* Problem details:
Filter the rows below, copying every line that contains the string "right".
— BEGIN Provided information —
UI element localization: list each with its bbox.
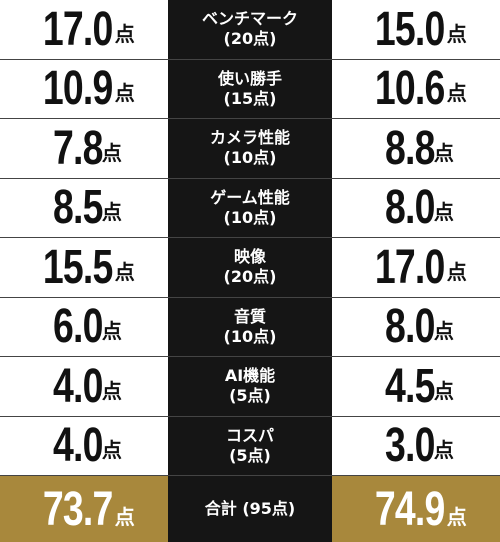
- score-unit: 点: [114, 21, 135, 46]
- category: カメラ性能 (10点): [168, 119, 332, 178]
- score-number: 8.0: [385, 300, 435, 354]
- right-score: 3.0 点: [332, 416, 500, 475]
- score-number: 73.7: [43, 482, 114, 536]
- score-number: 15.5: [43, 240, 114, 294]
- score-row: 4.0 点 AI機能 (5点) 4.5 点: [0, 357, 500, 417]
- score-number: 4.0: [53, 419, 103, 473]
- total-label: 合計 (95点): [204, 499, 296, 518]
- category-max: (20点): [223, 267, 277, 287]
- score-unit: 点: [446, 21, 467, 46]
- category-max: (10点): [223, 326, 277, 346]
- category: ゲーム性能 (10点): [168, 178, 332, 237]
- left-score: 6.0 点: [0, 297, 168, 356]
- category-label: ベンチマーク: [201, 9, 298, 29]
- score-unit: 点: [101, 438, 122, 462]
- category-label: コスパ: [225, 425, 274, 445]
- score-number: 8.0: [385, 181, 435, 235]
- category-label: カメラ性能: [209, 128, 290, 148]
- category: 映像 (20点): [168, 238, 332, 297]
- score-row: 10.9 点使い勝手 (15点) 10.6 点: [0, 59, 500, 119]
- right-score: 17.0 点: [332, 238, 500, 297]
- left-total: 73.7 点: [0, 476, 168, 542]
- score-unit: 点: [101, 319, 122, 343]
- score-unit: 点: [433, 319, 454, 343]
- category-max: (5点): [229, 445, 271, 465]
- score-number: 6.0: [53, 300, 103, 354]
- score-number: 8.5: [53, 181, 103, 235]
- left-score: 4.0 点: [0, 357, 168, 416]
- left-score: 17.0 点: [0, 0, 168, 59]
- score-row: 8.5 点ゲーム性能 (10点) 8.0 点: [0, 178, 500, 238]
- category-label: ゲーム性能: [210, 187, 290, 207]
- score-unit: 点: [433, 438, 454, 462]
- left-score: 15.5 点: [0, 238, 168, 297]
- score-unit: 点: [433, 200, 454, 224]
- category-max: (10点): [223, 148, 277, 168]
- score-number: 8.8: [385, 121, 435, 175]
- left-score: 10.9 点: [0, 59, 168, 118]
- right-score: 4.5 点: [332, 357, 500, 416]
- score-unit: 点: [433, 378, 454, 403]
- score-row: 15.5 点映像 (20点) 17.0 点: [0, 238, 500, 298]
- right-score: 8.0 点: [332, 297, 500, 356]
- score-number: 10.9: [43, 62, 114, 116]
- right-score: 10.6 点: [332, 59, 500, 118]
- right-score: 8.8 点: [332, 119, 500, 178]
- total-row: 73.7 点合計 (95点) 74.9 点: [0, 476, 500, 542]
- score-unit: 点: [101, 140, 122, 165]
- score-unit: 点: [114, 81, 135, 105]
- category-label: 音質: [233, 306, 266, 326]
- score-number: 17.0: [43, 2, 114, 56]
- score-number: 4.5: [385, 359, 435, 413]
- left-score: 4.0 点: [0, 416, 168, 475]
- left-score: 7.8 点: [0, 119, 168, 178]
- right-score: 8.0 点: [332, 178, 500, 237]
- score-row: 6.0 点音質 (10点) 8.0 点: [0, 297, 500, 357]
- score-unit: 点: [446, 259, 467, 284]
- category-label: AI機能: [224, 366, 276, 386]
- score-row: 7.8 点カメラ性能 (10点) 8.8 点: [0, 119, 500, 179]
- right-total: 74.9 点: [332, 476, 500, 542]
- score-number: 74.9: [375, 482, 446, 536]
- category-label: 映像: [233, 247, 266, 267]
- left-score: 8.5 点: [0, 178, 168, 237]
- total-category: 合計 (95点): [168, 476, 332, 542]
- category-label: 使い勝手: [217, 68, 282, 88]
- score-unit: 点: [114, 505, 135, 529]
- score-number: 4.0: [53, 359, 103, 413]
- category-max: (5点): [229, 386, 271, 406]
- score-number: 10.6: [375, 62, 446, 116]
- score-unit: 点: [114, 259, 135, 284]
- category: コスパ (5点): [168, 416, 332, 475]
- score-number: 3.0: [385, 419, 435, 473]
- category-max: (15点): [223, 88, 277, 108]
- right-score: 15.0 点: [332, 0, 500, 59]
- score-unit: 点: [101, 378, 122, 403]
- score-number: 7.8: [53, 121, 103, 175]
- score-row: 4.0 点コスパ (5点) 3.0 点: [0, 416, 500, 476]
- score-unit: 点: [446, 505, 467, 529]
- category-max: (10点): [223, 207, 277, 227]
- category-max: (20点): [223, 29, 277, 49]
- category: ベンチマーク (20点): [168, 0, 332, 59]
- score-number: 15.0: [375, 2, 446, 56]
- category: 使い勝手 (15点): [168, 59, 332, 118]
- category: 音質 (10点): [168, 297, 332, 356]
- score-unit: 点: [446, 81, 467, 105]
- score-number: 17.0: [375, 240, 446, 294]
- score-row: 17.0 点ベンチマーク (20点) 15.0 点: [0, 0, 500, 60]
- score-unit: 点: [101, 200, 122, 224]
- category: AI機能 (5点): [168, 357, 332, 416]
- score-unit: 点: [433, 140, 454, 165]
— END Provided information —
* Task response:
- right-score: 3.0 点: [332, 416, 500, 475]
- right-score: 17.0 点: [332, 238, 500, 297]
- right-score: 4.5 点: [332, 357, 500, 416]
- right-score: 8.0 点: [332, 297, 500, 356]
- right-score: 10.6 点: [332, 59, 500, 118]
- right-score: 8.8 点: [332, 119, 500, 178]
- right-score: 8.0 点: [332, 178, 500, 237]
- right-total: 74.9 点: [332, 476, 500, 542]
- right-score: 15.0 点: [332, 0, 500, 59]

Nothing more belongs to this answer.